# [TASKS FOR THIS EXERCISE]
1 – In the methods text on pituitary imaging and gonadotrope sorting, at what speed, for how long, and at what temperature were the sorted cell suspensions centrifuged?
2 – Continue the methods text on pituitary imaging and gonadotrope sorting from where it stops.

# [EXCERPTED TEXT]
2.4. Fluorescence imaging of tissues

Pituitaries from mouse embryos or adult mice and gonads from adult mice were collected into and washed with cold PBS (pH 7.4). Gross images of pituitaries in PBS were visualized with green and red fluorescence emission filters using an epifluorescence microscope (Zeiss), digitally captured and merged.

2.5. Purification of gonadotropes by fluorescence activated cell sorting

Pituitaries from adult mice were pooled, sliced into pieces using a sterile blade, and collagenase-dispersed at 37C as described (Wang et al., 2015). The final cell suspension was filtered through 100µm nylon cap containing tubes (Becton Dickinson) to remove cell clumps. An aliquot was checked for red/green fluorescence on an epifluorescence microscope (Zeiss) and the cells were subjected to FACS analysis using an AriaIIU flow sorter (Becton Dickinson). A UV laser set at 488nm was used to excite GFP protein. The GFP⁺ and GFP⁻ pools of cells were separately collected into RNAse-free tubes on ice, an aliquot checked for red/green fluorescence, the cell suspensions centrifuged at 3000 × g for 5 minutes at 4C and the cell pellet was used for total RNA isolation. Alternatively, FACS-sorted GFP⁺ and RFP⁺ cells were formalin-fixed at RT for 5’ and processed for immunofluorescence using antibodies against anterior pituitary cellspecific hormones as described below. When appropriate, bright field images were recorded. The percentages of GFP⁺-hormone⁺ and RFP⁺-hormone⁺ cells were calculated in each case.

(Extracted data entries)
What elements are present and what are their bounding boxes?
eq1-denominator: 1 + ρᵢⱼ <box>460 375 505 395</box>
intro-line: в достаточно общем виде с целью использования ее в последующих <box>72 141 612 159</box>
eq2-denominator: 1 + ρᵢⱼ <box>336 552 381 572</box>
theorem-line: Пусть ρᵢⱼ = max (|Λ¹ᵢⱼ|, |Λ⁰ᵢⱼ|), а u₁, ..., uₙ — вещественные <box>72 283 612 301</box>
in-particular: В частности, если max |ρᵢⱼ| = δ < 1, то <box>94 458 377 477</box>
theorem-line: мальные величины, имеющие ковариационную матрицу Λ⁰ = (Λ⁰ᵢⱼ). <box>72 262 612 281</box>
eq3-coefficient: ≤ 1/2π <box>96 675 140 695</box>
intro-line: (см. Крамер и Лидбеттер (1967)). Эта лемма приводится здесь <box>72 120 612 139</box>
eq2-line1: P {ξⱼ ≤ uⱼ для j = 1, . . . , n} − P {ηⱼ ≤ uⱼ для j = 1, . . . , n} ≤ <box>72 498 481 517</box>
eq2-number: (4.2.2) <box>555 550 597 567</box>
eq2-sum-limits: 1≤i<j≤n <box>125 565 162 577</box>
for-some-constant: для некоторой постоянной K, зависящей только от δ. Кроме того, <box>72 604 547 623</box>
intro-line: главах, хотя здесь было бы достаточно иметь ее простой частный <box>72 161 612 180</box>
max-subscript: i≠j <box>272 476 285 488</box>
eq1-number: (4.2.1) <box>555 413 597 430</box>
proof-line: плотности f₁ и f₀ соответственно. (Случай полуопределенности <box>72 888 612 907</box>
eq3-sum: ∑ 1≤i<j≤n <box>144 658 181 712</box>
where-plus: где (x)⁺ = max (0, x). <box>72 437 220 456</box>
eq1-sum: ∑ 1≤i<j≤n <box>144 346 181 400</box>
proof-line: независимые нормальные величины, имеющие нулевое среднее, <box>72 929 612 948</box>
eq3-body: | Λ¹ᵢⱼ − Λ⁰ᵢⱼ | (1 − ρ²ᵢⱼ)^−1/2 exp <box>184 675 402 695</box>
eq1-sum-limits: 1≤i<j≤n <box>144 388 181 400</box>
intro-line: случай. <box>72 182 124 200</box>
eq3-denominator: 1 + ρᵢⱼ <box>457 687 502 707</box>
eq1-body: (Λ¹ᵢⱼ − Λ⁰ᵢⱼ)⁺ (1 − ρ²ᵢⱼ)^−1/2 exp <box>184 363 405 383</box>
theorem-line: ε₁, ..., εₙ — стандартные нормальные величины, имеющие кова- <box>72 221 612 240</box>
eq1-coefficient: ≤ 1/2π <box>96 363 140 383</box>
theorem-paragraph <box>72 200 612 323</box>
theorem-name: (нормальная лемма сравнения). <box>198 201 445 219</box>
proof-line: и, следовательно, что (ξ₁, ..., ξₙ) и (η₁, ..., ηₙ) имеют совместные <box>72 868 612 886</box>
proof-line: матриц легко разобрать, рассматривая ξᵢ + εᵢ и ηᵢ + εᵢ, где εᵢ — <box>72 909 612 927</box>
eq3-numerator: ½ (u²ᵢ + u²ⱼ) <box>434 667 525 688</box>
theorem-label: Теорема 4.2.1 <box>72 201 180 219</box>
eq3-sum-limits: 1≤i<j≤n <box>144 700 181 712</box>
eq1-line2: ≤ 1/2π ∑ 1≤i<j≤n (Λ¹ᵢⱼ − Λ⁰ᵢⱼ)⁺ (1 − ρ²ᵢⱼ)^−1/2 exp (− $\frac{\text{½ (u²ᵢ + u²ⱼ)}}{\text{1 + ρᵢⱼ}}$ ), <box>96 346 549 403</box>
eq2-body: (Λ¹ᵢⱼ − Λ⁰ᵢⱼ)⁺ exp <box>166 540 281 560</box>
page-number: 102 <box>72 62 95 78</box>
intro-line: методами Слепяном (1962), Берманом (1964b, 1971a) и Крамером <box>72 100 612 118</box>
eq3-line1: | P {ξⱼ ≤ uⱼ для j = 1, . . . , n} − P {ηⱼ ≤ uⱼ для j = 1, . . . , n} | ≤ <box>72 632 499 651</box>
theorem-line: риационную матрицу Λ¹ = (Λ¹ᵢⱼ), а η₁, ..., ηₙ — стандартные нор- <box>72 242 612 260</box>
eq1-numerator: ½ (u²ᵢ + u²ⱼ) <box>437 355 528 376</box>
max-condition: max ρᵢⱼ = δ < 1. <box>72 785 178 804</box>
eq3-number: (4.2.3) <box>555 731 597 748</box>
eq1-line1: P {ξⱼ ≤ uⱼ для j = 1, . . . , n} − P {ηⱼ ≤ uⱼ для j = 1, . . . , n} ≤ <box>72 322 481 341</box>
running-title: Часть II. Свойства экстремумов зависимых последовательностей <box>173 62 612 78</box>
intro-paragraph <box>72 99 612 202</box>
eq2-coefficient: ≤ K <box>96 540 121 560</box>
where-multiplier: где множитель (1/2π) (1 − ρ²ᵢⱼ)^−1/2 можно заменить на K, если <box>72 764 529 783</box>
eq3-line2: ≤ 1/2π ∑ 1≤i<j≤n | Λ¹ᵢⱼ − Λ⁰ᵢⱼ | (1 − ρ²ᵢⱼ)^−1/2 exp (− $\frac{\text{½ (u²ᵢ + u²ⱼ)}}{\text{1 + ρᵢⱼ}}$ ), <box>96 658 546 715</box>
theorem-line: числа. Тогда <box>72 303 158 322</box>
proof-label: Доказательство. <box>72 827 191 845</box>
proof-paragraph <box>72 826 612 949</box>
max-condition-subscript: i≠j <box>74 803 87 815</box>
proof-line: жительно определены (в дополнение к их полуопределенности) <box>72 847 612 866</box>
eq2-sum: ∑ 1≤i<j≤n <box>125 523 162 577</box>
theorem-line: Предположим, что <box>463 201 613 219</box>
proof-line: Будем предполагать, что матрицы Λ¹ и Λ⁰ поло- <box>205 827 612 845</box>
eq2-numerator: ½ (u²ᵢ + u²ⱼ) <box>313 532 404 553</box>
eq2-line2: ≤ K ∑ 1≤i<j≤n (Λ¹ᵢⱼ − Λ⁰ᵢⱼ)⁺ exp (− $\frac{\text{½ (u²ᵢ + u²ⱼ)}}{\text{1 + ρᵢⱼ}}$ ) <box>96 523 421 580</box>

# [ANSWER SECTION]
1 – At 3000 × g for 5 minutes at 4C.

2 –
2.6. RNA and miRNA isolation and real time quantitative PCR assays

Total RNA from FACS-sorted cells was isolated using either RNA mini-columns (Qiagen), reverse transcribed with random hexamer primers using Super Script III reverse transcriptase. MicroRNA was isolated using miRNeasy mini kits (Qiagen), single stranded miRNAs were reverse transcribed with specific forward primers, the second strand synthesized with universal reverse primer using microScript RT kit according to the manufacturer’s instructions and as described (Wang et al., 2015). Both SYBR green and Taqman real time qPCR assays were performed using custom-made primers or pre-inventoried primer/probe combos (Life Technologies and IDT). For mRNA quantification, Ppil1 and for miRNA quantification, 5s rRNA expression was used as internal control using our previously published methods (Wang et al., 2015). PCR assays were run on triplicate cDNA samples from at least 3 mice per genotype.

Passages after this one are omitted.